Problem description:
Would you copy out the whole listing exactly as given?

Records for this exercise:
# # #

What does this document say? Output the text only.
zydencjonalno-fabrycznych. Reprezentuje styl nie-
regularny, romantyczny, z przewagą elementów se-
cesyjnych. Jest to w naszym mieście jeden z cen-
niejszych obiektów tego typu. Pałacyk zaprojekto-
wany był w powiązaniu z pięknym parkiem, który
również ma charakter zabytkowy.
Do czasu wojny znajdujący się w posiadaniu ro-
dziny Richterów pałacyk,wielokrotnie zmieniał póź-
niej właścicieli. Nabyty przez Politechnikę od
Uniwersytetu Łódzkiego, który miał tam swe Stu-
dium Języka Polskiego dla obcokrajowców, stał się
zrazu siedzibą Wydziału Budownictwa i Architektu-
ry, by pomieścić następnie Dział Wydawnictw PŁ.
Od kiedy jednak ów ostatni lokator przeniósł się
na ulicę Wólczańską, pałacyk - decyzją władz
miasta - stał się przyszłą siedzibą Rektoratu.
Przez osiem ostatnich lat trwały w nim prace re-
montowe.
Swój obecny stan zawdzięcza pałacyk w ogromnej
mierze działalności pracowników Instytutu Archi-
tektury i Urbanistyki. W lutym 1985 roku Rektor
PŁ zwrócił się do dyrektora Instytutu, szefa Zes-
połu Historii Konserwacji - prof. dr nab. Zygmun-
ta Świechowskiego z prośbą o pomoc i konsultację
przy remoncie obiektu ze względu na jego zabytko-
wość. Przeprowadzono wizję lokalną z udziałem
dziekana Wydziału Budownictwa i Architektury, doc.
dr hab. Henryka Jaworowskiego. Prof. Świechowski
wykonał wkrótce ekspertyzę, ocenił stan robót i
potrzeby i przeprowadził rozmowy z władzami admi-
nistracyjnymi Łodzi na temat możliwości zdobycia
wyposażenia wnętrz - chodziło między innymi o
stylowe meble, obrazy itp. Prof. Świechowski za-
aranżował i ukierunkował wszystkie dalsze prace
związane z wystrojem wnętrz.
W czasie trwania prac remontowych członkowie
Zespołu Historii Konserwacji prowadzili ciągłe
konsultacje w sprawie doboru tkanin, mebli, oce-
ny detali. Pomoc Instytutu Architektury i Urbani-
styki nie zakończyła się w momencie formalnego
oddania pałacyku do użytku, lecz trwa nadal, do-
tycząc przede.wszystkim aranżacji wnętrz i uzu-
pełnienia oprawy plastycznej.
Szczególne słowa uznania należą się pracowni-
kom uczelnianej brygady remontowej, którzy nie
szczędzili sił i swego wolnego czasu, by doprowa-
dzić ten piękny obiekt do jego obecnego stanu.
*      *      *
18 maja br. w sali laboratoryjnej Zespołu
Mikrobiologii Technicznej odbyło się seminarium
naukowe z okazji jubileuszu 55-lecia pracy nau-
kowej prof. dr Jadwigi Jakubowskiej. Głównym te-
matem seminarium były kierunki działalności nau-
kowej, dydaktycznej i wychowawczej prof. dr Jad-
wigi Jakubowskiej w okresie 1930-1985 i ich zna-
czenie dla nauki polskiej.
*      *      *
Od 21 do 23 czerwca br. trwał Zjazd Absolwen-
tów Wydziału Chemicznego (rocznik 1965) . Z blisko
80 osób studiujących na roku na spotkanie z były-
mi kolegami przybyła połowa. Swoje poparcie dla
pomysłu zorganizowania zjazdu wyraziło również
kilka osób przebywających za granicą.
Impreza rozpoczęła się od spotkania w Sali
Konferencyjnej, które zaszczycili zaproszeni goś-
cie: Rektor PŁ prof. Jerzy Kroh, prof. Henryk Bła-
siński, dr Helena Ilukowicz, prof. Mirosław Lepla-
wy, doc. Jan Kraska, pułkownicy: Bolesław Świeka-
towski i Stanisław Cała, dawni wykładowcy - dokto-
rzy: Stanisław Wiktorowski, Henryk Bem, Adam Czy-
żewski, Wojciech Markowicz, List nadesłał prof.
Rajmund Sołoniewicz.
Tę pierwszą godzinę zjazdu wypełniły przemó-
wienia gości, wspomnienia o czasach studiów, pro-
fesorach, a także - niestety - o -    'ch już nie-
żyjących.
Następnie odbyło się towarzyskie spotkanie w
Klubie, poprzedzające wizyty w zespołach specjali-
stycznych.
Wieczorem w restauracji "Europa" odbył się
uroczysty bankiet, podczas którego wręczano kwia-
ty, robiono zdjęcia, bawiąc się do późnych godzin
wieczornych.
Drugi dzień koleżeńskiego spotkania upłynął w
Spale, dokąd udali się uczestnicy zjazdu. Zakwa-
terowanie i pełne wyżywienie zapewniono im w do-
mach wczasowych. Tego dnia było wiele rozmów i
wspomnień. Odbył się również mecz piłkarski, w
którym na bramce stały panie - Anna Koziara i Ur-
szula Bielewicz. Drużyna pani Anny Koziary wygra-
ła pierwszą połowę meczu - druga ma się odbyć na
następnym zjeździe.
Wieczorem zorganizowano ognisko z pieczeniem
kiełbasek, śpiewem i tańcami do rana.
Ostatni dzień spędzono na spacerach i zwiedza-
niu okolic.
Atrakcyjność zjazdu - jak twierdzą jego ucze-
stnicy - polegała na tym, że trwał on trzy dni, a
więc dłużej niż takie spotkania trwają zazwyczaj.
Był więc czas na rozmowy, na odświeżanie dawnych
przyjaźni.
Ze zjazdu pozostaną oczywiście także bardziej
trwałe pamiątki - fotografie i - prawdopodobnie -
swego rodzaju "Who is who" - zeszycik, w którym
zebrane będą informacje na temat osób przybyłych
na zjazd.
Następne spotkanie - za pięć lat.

# # #

Response to this exercise:
What does this document say? Output the text only.
zydencjonalno-fabrycznych. Reprezentuje styl nie-
regularny, romantyczny, z przewagą elementów se-
cesyjnych. Jest to w naszym mieście jeden z cen-
niejszych obiektów tego typu. Pałacyk zaprojekto-
wany był w powiązaniu z pięknym parkiem, który
również ma charakter zabytkowy.
Do czasu wojny znajdujący się w posiadaniu ro-
dziny Richterów pałacyk,wielokrotnie zmieniał póź-
niej właścicieli. Nabyty przez Politechnikę od
Uniwersytetu Łódzkiego, który miał tam swe Stu-
dium Języka Polskiego dla obcokrajowców, stał się
zrazu siedzibą Wydziału Budownictwa i Architektu-
ry, by pomieścić następnie Dział Wydawnictw PŁ.
Od kiedy jednak ów ostatni lokator przeniósł się
na ulicę Wólczańską, pałacyk - decyzją władz
miasta - stał się przyszłą siedzibą Rektoratu.
Przez osiem ostatnich lat trwały w nim prace re-
montowe.
Swój obecny stan zawdzięcza pałacyk w ogromnej
mierze działalności pracowników Instytutu Archi-
tektury i Urbanistyki. W lutym 1985 roku Rektor
PŁ zwrócił się do dyrektora Instytutu, szefa Zes-
połu Historii Konserwacji - prof. dr nab. Zygmun-
ta Świechowskiego z prośbą o pomoc i konsultację
przy remoncie obiektu ze względu na jego zabytko-
wość. Przeprowadzono wizję lokalną z udziałem
dziekana Wydziału Budownictwa i Architektury, doc.
dr hab. Henryka Jaworowskiego. Prof. Świechowski
wykonał wkrótce ekspertyzę, ocenił stan robót i
potrzeby i przeprowadził rozmowy z władzami admi-
nistracyjnymi Łodzi na temat możliwości zdobycia
wyposażenia wnętrz - chodziło między innymi o
stylowe meble, obrazy itp. Prof. Świechowski za-
aranżował i ukierunkował wszystkie dalsze prace
związane z wystrojem wnętrz.
W czasie trwania prac remontowych członkowie
Zespołu Historii Konserwacji prowadzili ciągłe
konsultacje w sprawie doboru tkanin, mebli, oce-
ny detali. Pomoc Instytutu Architektury i Urbani-
styki nie zakończyła się w momencie formalnego
oddania pałacyku do użytku, lecz trwa nadal, do-
tycząc przede.wszystkim aranżacji wnętrz i uzu-
pełnienia oprawy plastycznej.
Szczególne słowa uznania należą się pracowni-
kom uczelnianej brygady remontowej, którzy nie
szczędzili sił i swego wolnego czasu, by doprowa-
dzić ten piękny obiekt do jego obecnego stanu.
*      *      *
18 maja br. w sali laboratoryjnej Zespołu
Mikrobiologii Technicznej odbyło się seminarium
naukowe z okazji jubileuszu 55-lecia pracy nau-
kowej prof. dr Jadwigi Jakubowskiej. Głównym te-
matem seminarium były kierunki działalności nau-
kowej, dydaktycznej i wychowawczej prof. dr Jad-
wigi Jakubowskiej w okresie 1930-1985 i ich zna-
czenie dla nauki polskiej.
*      *      *
Od 21 do 23 czerwca br. trwał Zjazd Absolwen-
tów Wydziału Chemicznego (rocznik 1965) . Z blisko
80 osób studiujących na roku na spotkanie z były-
mi kolegami przybyła połowa. Swoje poparcie dla
pomysłu zorganizowania zjazdu wyraziło również
kilka osób przebywających za granicą.
Impreza rozpoczęła się od spotkania w Sali
Konferencyjnej, które zaszczycili zaproszeni goś-
cie: Rektor PŁ prof. Jerzy Kroh, prof. Henryk Bła-
siński, dr Helena Ilukowicz, prof. Mirosław Lepla-
wy, doc. Jan Kraska, pułkownicy: Bolesław Świeka-
towski i Stanisław Cała, dawni wykładowcy - dokto-
rzy: Stanisław Wiktorowski, Henryk Bem, Adam Czy-
żewski, Wojciech Markowicz, List nadesłał prof.
Rajmund Sołoniewicz.
Tę pierwszą godzinę zjazdu wypełniły przemó-
wienia gości, wspomnienia o czasach studiów, pro-
fesorach, a także - niestety - o -    'ch już nie-
żyjących.
Następnie odbyło się towarzyskie spotkanie w
Klubie, poprzedzające wizyty w zespołach specjali-
stycznych.
Wieczorem w restauracji "Europa" odbył się
uroczysty bankiet, podczas którego wręczano kwia-
ty, robiono zdjęcia, bawiąc się do późnych godzin
wieczornych.
Drugi dzień koleżeńskiego spotkania upłynął w
Spale, dokąd udali się uczestnicy zjazdu. Zakwa-
terowanie i pełne wyżywienie zapewniono im w do-
mach wczasowych. Tego dnia było wiele rozmów i
wspomnień. Odbył się również mecz piłkarski, w
którym na bramce stały panie - Anna Koziara i Ur-
szula Bielewicz. Drużyna pani Anny Koziary wygra-
ła pierwszą połowę meczu - druga ma się odbyć na
następnym zjeździe.
Wieczorem zorganizowano ognisko z pieczeniem
kiełbasek, śpiewem i tańcami do rana.
Ostatni dzień spędzono na spacerach i zwiedza-
niu okolic.
Atrakcyjność zjazdu - jak twierdzą jego ucze-
stnicy - polegała na tym, że trwał on trzy dni, a
więc dłużej niż takie spotkania trwają zazwyczaj.
Był więc czas na rozmowy, na odświeżanie dawnych
przyjaźni.
Ze zjazdu pozostaną oczywiście także bardziej
trwałe pamiątki - fotografie i - prawdopodobnie -
swego rodzaju "Who is who" - zeszycik, w którym
zebrane będą informacje na temat osób przybyłych
na zjazd.
Następne spotkanie - za pięć lat.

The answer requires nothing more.